-- BEGIN EXERCISE INPUT --

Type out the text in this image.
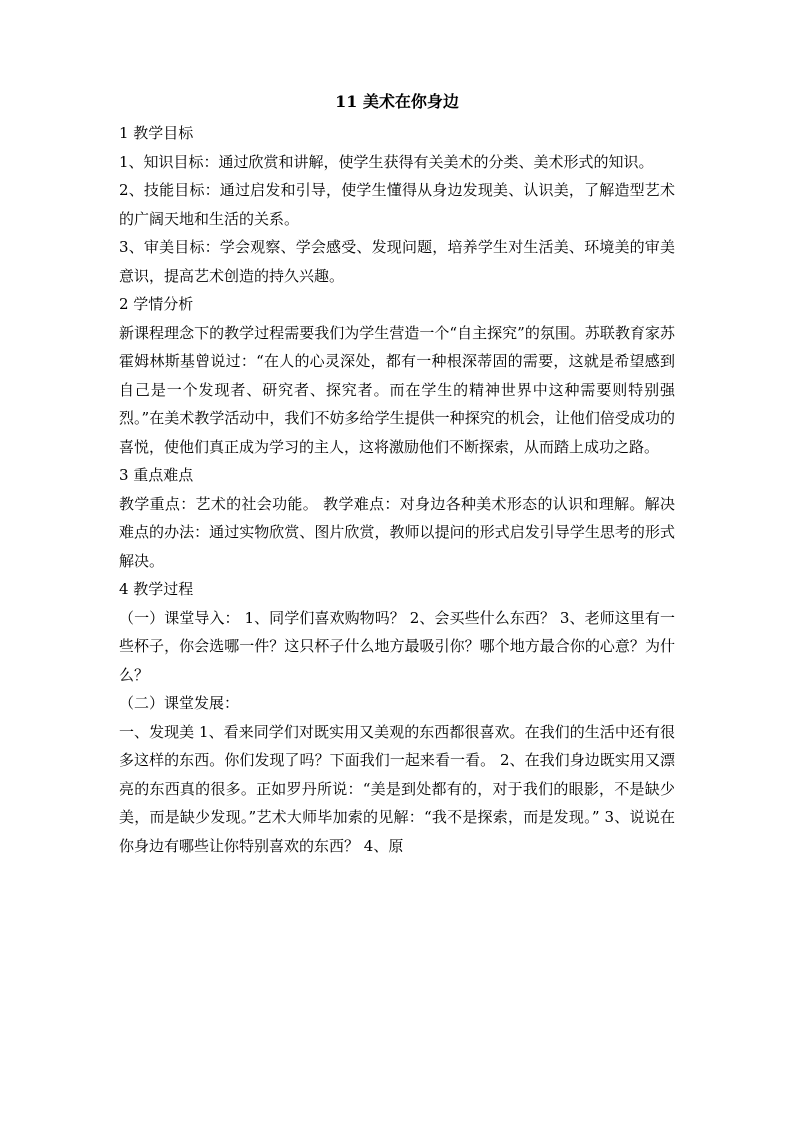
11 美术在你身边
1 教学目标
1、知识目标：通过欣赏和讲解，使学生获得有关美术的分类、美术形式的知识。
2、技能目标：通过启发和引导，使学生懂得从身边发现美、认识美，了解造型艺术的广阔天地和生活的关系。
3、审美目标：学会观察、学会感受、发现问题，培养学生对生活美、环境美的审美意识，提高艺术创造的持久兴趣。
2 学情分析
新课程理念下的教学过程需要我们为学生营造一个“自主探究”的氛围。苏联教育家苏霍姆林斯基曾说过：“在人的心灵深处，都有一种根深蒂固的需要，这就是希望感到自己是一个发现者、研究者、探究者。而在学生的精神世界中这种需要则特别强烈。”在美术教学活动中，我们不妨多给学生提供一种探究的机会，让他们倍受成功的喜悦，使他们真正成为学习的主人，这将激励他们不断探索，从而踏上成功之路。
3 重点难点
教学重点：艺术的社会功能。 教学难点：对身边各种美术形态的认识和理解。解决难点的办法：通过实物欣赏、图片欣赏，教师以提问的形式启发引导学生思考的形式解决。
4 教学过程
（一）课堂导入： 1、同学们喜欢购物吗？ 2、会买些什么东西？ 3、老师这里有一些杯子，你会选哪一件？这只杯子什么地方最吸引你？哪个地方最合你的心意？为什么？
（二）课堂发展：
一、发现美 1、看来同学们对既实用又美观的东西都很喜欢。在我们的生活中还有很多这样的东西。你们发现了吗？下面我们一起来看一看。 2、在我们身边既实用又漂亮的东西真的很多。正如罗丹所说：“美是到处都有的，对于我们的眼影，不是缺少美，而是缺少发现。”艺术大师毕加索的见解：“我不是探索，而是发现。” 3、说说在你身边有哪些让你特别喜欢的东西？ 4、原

-- END EXERCISE INPUT --
-- BEGIN EXERCISE INPUT --

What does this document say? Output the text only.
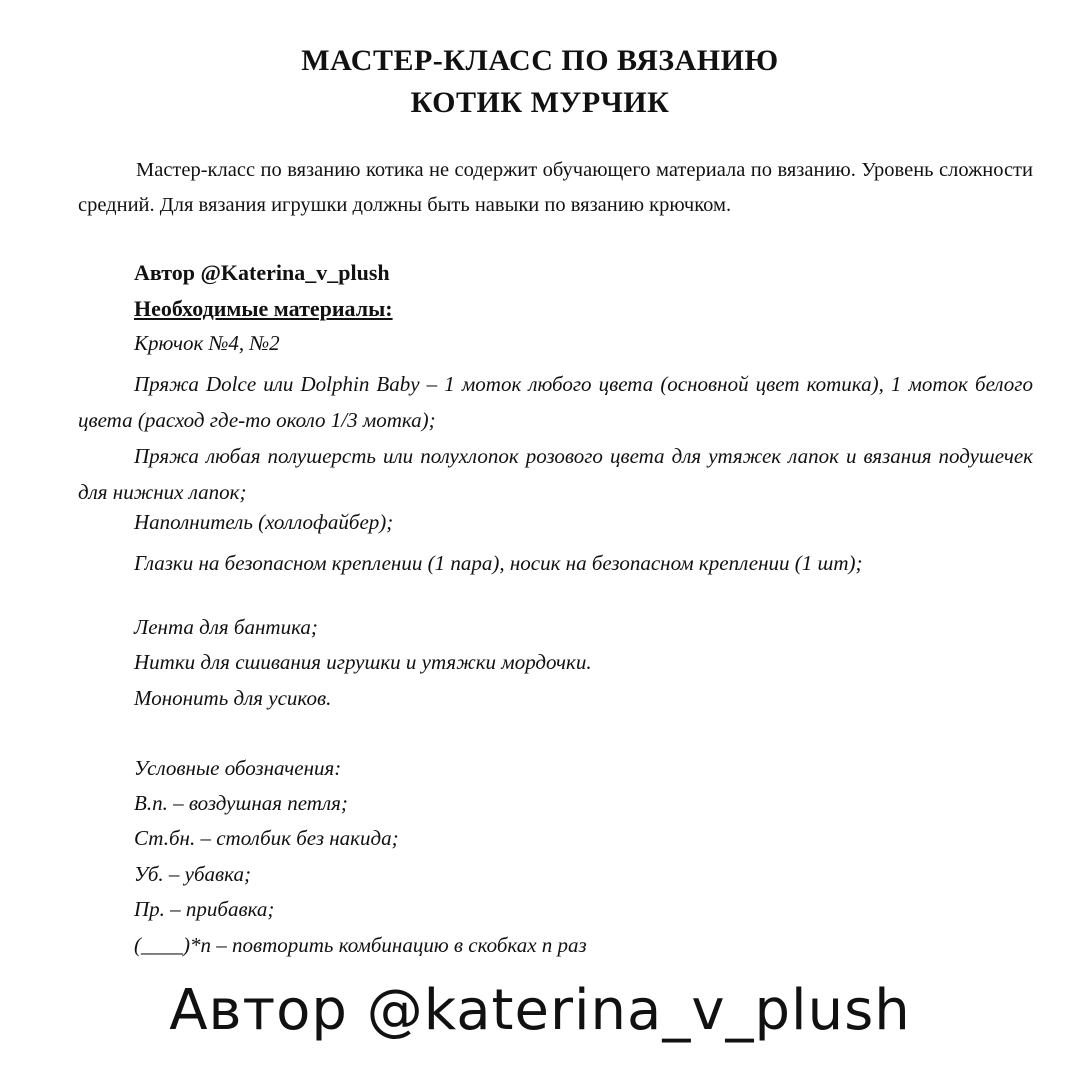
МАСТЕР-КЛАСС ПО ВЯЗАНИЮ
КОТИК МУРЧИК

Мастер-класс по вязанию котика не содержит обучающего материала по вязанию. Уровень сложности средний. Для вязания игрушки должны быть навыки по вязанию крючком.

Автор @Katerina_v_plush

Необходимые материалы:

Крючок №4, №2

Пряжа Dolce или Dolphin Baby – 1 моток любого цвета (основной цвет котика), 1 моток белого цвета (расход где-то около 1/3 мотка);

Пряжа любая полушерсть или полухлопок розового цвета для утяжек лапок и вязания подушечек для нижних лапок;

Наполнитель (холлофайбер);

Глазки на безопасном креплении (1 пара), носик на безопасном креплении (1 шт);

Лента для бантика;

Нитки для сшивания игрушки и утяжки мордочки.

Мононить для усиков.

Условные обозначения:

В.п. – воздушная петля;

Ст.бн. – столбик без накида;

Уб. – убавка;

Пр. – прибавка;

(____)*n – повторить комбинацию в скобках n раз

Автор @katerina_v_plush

-- END EXERCISE INPUT --

## THE TASK
Return every line in the listing that contains the word "цвета".

## TASK RESULT
Пряжа Dolce или Dolphin Baby – 1 моток любого цвета (основной цвет котика), 1 моток белого цвета (расход где-то около 1/3 мотка);
Пряжа любая полушерсть или полухлопок розового цвета для утяжек лапок и вязания подушечек для нижних лапок;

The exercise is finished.